== TASK STATEMENT ==
Scan the entries below for the word "plant". Copy each line that has it.

== GIVEN RECORDS ==

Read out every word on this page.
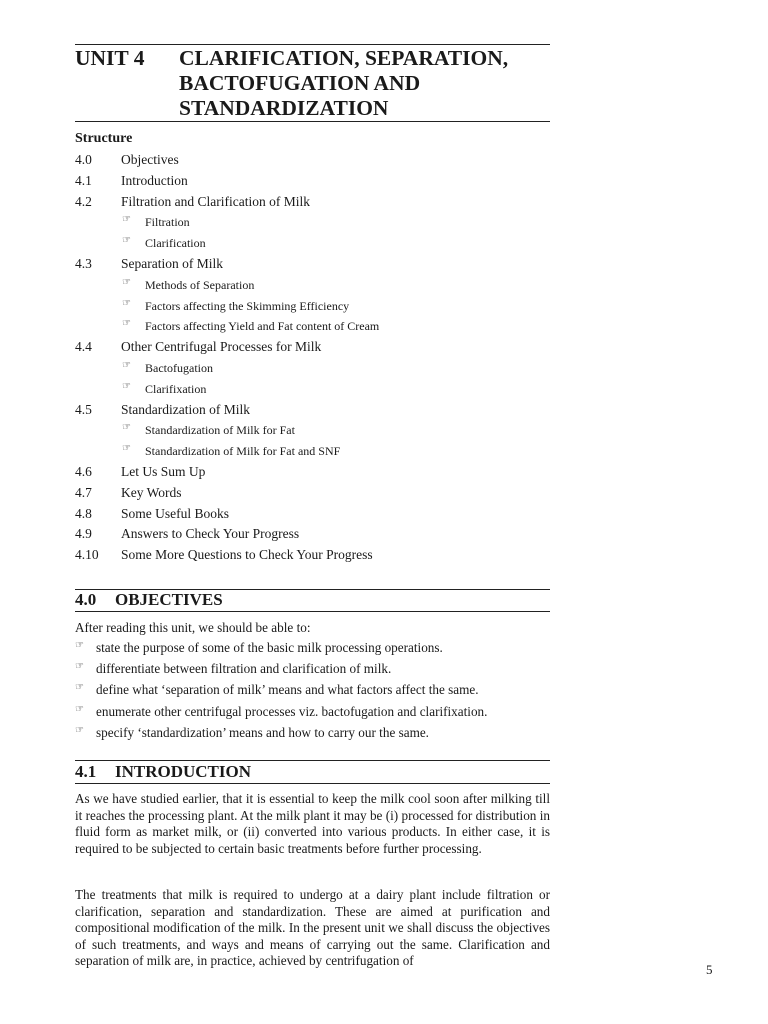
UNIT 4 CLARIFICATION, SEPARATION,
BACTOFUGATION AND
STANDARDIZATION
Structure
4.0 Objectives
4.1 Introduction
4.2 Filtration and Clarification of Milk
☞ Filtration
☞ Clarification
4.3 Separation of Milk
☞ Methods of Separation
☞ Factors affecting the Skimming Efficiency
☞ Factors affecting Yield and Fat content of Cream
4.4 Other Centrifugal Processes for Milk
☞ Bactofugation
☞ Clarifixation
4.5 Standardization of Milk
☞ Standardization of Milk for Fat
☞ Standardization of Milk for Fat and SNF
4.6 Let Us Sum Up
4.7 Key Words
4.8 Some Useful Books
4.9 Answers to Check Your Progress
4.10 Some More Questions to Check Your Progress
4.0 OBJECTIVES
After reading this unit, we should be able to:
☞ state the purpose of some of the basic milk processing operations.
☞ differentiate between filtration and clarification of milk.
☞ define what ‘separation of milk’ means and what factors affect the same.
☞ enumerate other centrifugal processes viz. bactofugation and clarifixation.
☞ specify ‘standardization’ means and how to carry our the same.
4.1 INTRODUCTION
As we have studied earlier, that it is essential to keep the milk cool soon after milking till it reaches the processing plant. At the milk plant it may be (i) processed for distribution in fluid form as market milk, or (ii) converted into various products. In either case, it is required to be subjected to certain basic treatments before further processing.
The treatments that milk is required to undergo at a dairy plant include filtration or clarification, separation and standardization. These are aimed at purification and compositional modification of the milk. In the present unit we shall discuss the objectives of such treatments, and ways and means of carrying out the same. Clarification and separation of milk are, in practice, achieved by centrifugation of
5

== SOLUTION TO THIS EXERCISE ==
As we have studied earlier, that it is essential to keep the milk cool soon after milking till it reaches the processing plant. At the milk plant it may be (i) processed for distribution in fluid form as market milk, or (ii) converted into various products. In either case, it is required to be subjected to certain basic treatments before further processing.
The treatments that milk is required to undergo at a dairy plant include filtration or clarification, separation and standardization. These are aimed at purification and compositional modification of the milk. In the present unit we shall discuss the objectives of such treatments, and ways and means of carrying out the same. Clarification and separation of milk are, in practice, achieved by centrifugation of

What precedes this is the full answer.